Task to carry out >> Copy every line of the data exactly, leaving nothing out.

Provided records >>
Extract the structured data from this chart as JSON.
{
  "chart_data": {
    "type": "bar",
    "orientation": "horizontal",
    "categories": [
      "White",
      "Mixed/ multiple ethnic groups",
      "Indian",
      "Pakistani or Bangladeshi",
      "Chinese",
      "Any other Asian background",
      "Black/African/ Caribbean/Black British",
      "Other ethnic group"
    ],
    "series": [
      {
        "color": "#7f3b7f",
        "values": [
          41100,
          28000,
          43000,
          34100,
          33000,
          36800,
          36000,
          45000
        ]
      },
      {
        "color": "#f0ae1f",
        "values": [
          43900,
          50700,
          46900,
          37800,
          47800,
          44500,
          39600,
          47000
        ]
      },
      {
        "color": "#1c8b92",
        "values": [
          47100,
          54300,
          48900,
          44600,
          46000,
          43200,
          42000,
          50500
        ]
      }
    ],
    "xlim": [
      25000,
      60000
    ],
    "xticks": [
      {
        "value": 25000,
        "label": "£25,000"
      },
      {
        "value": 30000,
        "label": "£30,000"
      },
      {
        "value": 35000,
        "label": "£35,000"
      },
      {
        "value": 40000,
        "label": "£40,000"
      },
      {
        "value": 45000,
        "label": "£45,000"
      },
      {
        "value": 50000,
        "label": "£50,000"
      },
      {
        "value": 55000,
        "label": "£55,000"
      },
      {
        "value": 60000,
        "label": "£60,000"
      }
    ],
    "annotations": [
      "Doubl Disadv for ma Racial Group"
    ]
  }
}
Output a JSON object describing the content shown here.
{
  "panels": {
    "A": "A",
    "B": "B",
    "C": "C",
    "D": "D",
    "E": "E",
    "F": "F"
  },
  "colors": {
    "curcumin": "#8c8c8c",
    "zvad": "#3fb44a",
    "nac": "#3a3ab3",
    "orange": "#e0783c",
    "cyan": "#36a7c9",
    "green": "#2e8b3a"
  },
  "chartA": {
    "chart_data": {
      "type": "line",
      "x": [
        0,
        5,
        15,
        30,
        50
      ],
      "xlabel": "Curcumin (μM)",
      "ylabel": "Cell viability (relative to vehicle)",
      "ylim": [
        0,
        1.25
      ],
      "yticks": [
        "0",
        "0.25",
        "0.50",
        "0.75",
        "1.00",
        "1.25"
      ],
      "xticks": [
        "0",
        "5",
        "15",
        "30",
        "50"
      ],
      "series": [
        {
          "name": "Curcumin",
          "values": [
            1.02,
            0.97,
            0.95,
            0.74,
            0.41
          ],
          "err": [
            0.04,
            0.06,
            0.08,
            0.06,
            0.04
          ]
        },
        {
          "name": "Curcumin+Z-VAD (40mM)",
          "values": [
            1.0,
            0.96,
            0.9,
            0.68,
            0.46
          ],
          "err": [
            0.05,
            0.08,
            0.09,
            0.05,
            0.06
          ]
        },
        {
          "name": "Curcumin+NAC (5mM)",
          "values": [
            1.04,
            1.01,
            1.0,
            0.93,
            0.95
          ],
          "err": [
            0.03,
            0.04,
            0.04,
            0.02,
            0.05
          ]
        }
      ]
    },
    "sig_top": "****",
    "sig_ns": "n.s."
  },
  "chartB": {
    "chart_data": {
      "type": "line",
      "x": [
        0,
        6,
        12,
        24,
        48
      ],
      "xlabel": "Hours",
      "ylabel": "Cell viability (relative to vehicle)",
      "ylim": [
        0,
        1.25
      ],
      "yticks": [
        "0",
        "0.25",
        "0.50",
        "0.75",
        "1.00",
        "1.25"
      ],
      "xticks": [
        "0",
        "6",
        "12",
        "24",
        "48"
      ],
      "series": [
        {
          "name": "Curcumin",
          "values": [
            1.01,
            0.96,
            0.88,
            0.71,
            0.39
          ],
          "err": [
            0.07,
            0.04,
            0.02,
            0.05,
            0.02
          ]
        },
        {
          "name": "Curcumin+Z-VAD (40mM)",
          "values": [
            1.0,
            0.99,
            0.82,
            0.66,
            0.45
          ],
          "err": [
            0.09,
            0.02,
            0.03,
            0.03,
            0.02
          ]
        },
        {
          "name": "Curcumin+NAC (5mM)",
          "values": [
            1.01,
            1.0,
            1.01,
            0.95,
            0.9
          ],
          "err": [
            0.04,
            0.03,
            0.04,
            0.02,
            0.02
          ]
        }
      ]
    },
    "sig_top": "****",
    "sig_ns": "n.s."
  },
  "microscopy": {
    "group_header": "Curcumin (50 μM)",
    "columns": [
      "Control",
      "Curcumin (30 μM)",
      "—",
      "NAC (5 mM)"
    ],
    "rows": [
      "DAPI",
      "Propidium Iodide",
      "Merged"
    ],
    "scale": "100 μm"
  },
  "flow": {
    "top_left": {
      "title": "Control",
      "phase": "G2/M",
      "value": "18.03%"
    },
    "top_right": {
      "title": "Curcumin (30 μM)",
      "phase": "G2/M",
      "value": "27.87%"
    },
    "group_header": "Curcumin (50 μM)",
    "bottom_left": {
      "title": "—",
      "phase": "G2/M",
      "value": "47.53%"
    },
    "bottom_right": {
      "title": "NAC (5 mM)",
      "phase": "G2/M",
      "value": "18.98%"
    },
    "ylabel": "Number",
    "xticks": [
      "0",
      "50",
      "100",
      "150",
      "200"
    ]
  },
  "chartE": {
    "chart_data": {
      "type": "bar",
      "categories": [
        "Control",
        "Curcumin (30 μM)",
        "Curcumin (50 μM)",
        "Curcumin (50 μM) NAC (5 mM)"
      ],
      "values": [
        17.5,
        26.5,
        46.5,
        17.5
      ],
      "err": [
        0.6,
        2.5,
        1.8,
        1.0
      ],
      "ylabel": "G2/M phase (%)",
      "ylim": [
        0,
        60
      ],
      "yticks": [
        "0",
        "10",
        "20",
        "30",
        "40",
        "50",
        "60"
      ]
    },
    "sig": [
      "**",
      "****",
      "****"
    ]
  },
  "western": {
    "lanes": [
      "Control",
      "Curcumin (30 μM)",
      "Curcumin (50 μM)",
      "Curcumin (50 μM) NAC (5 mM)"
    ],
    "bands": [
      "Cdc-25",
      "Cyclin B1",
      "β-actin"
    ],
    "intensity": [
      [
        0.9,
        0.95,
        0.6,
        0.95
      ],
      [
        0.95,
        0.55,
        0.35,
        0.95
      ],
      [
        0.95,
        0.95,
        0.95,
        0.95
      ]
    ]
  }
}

Response to the exercise >>
Extract the structured data from this chart as JSON.
{
  "chart_data": {
    "type": "bar",
    "orientation": "horizontal",
    "categories": [
      "White",
      "Mixed/ multiple ethnic groups",
      "Indian",
      "Pakistani or Bangladeshi",
      "Chinese",
      "Any other Asian background",
      "Black/African/ Caribbean/Black British",
      "Other ethnic group"
    ],
    "series": [
      {
        "color": "#7f3b7f",
        "values": [
          41100,
          28000,
          43000,
          34100,
          33000,
          36800,
          36000,
          45000
        ]
      },
      {
        "color": "#f0ae1f",
        "values": [
          43900,
          50700,
          46900,
          37800,
          47800,
          44500,
          39600,
          47000
        ]
      },
      {
        "color": "#1c8b92",
        "values": [
          47100,
          54300,
          48900,
          44600,
          46000,
          43200,
          42000,
          50500
        ]
      }
    ],
    "xlim": [
      25000,
      60000
    ],
    "xticks": [
      {
        "value": 25000,
        "label": "£25,000"
      },
      {
        "value": 30000,
        "label": "£30,000"
      },
      {
        "value": 35000,
        "label": "£35,000"
      },
      {
        "value": 40000,
        "label": "£40,000"
      },
      {
        "value": 45000,
        "label": "£45,000"
      },
      {
        "value": 50000,
        "label": "£50,000"
      },
      {
        "value": 55000,
        "label": "£55,000"
      },
      {
        "value": 60000,
        "label": "£60,000"
      }
    ],
    "annotations": [
      "Doubl Disadv for ma Racial Group"
    ]
  }
}
Output a JSON object describing the content shown here.
{
  "panels": {
    "A": "A",
    "B": "B",
    "C": "C",
    "D": "D",
    "E": "E",
    "F": "F"
  },
  "colors": {
    "curcumin": "#8c8c8c",
    "zvad": "#3fb44a",
    "nac": "#3a3ab3",
    "orange": "#e0783c",
    "cyan": "#36a7c9",
    "green": "#2e8b3a"
  },
  "chartA": {
    "chart_data": {
      "type": "line",
      "x": [
        0,
        5,
        15,
        30,
        50
      ],
      "xlabel": "Curcumin (μM)",
      "ylabel": "Cell viability (relative to vehicle)",
      "ylim": [
        0,
        1.25
      ],
      "yticks": [
        "0",
        "0.25",
        "0.50",
        "0.75",
        "1.00",
        "1.25"
      ],
      "xticks": [
        "0",
        "5",
        "15",
        "30",
        "50"
      ],
      "series": [
        {
          "name": "Curcumin",
          "values": [
            1.02,
            0.97,
            0.95,
            0.74,
            0.41
          ],
          "err": [
            0.04,
            0.06,
            0.08,
            0.06,
            0.04
          ]
        },
        {
          "name": "Curcumin+Z-VAD (40mM)",
          "values": [
            1.0,
            0.96,
            0.9,
            0.68,
            0.46
          ],
          "err": [
            0.05,
            0.08,
            0.09,
            0.05,
            0.06
          ]
        },
        {
          "name": "Curcumin+NAC (5mM)",
          "values": [
            1.04,
            1.01,
            1.0,
            0.93,
            0.95
          ],
          "err": [
            0.03,
            0.04,
            0.04,
            0.02,
            0.05
          ]
        }
      ]
    },
    "sig_top": "****",
    "sig_ns": "n.s."
  },
  "chartB": {
    "chart_data": {
      "type": "line",
      "x": [
        0,
        6,
        12,
        24,
        48
      ],
      "xlabel": "Hours",
      "ylabel": "Cell viability (relative to vehicle)",
      "ylim": [
        0,
        1.25
      ],
      "yticks": [
        "0",
        "0.25",
        "0.50",
        "0.75",
        "1.00",
        "1.25"
      ],
      "xticks": [
        "0",
        "6",
        "12",
        "24",
        "48"
      ],
      "series": [
        {
          "name": "Curcumin",
          "values": [
            1.01,
            0.96,
            0.88,
            0.71,
            0.39
          ],
          "err": [
            0.07,
            0.04,
            0.02,
            0.05,
            0.02
          ]
        },
        {
          "name": "Curcumin+Z-VAD (40mM)",
          "values": [
            1.0,
            0.99,
            0.82,
            0.66,
            0.45
          ],
          "err": [
            0.09,
            0.02,
            0.03,
            0.03,
            0.02
          ]
        },
        {
          "name": "Curcumin+NAC (5mM)",
          "values": [
            1.01,
            1.0,
            1.01,
            0.95,
            0.9
          ],
          "err": [
            0.04,
            0.03,
            0.04,
            0.02,
            0.02
          ]
        }
      ]
    },
    "sig_top": "****",
    "sig_ns": "n.s."
  },
  "microscopy": {
    "group_header": "Curcumin (50 μM)",
    "columns": [
      "Control",
      "Curcumin (30 μM)",
      "—",
      "NAC (5 mM)"
    ],
    "rows": [
      "DAPI",
      "Propidium Iodide",
      "Merged"
    ],
    "scale": "100 μm"
  },
  "flow": {
    "top_left": {
      "title": "Control",
      "phase": "G2/M",
      "value": "18.03%"
    },
    "top_right": {
      "title": "Curcumin (30 μM)",
      "phase": "G2/M",
      "value": "27.87%"
    },
    "group_header": "Curcumin (50 μM)",
    "bottom_left": {
      "title": "—",
      "phase": "G2/M",
      "value": "47.53%"
    },
    "bottom_right": {
      "title": "NAC (5 mM)",
      "phase": "G2/M",
      "value": "18.98%"
    },
    "ylabel": "Number",
    "xticks": [
      "0",
      "50",
      "100",
      "150",
      "200"
    ]
  },
  "chartE": {
    "chart_data": {
      "type": "bar",
      "categories": [
        "Control",
        "Curcumin (30 μM)",
        "Curcumin (50 μM)",
        "Curcumin (50 μM) NAC (5 mM)"
      ],
      "values": [
        17.5,
        26.5,
        46.5,
        17.5
      ],
      "err": [
        0.6,
        2.5,
        1.8,
        1.0
      ],
      "ylabel": "G2/M phase (%)",
      "ylim": [
        0,
        60
      ],
      "yticks": [
        "0",
        "10",
        "20",
        "30",
        "40",
        "50",
        "60"
      ]
    },
    "sig": [
      "**",
      "****",
      "****"
    ]
  },
  "western": {
    "lanes": [
      "Control",
      "Curcumin (30 μM)",
      "Curcumin (50 μM)",
      "Curcumin (50 μM) NAC (5 mM)"
    ],
    "bands": [
      "Cdc-25",
      "Cyclin B1",
      "β-actin"
    ],
    "intensity": [
      [
        0.9,
        0.95,
        0.6,
        0.95
      ],
      [
        0.95,
        0.55,
        0.35,
        0.95
      ],
      [
        0.95,
        0.95,
        0.95,
        0.95
      ]
    ]
  }
}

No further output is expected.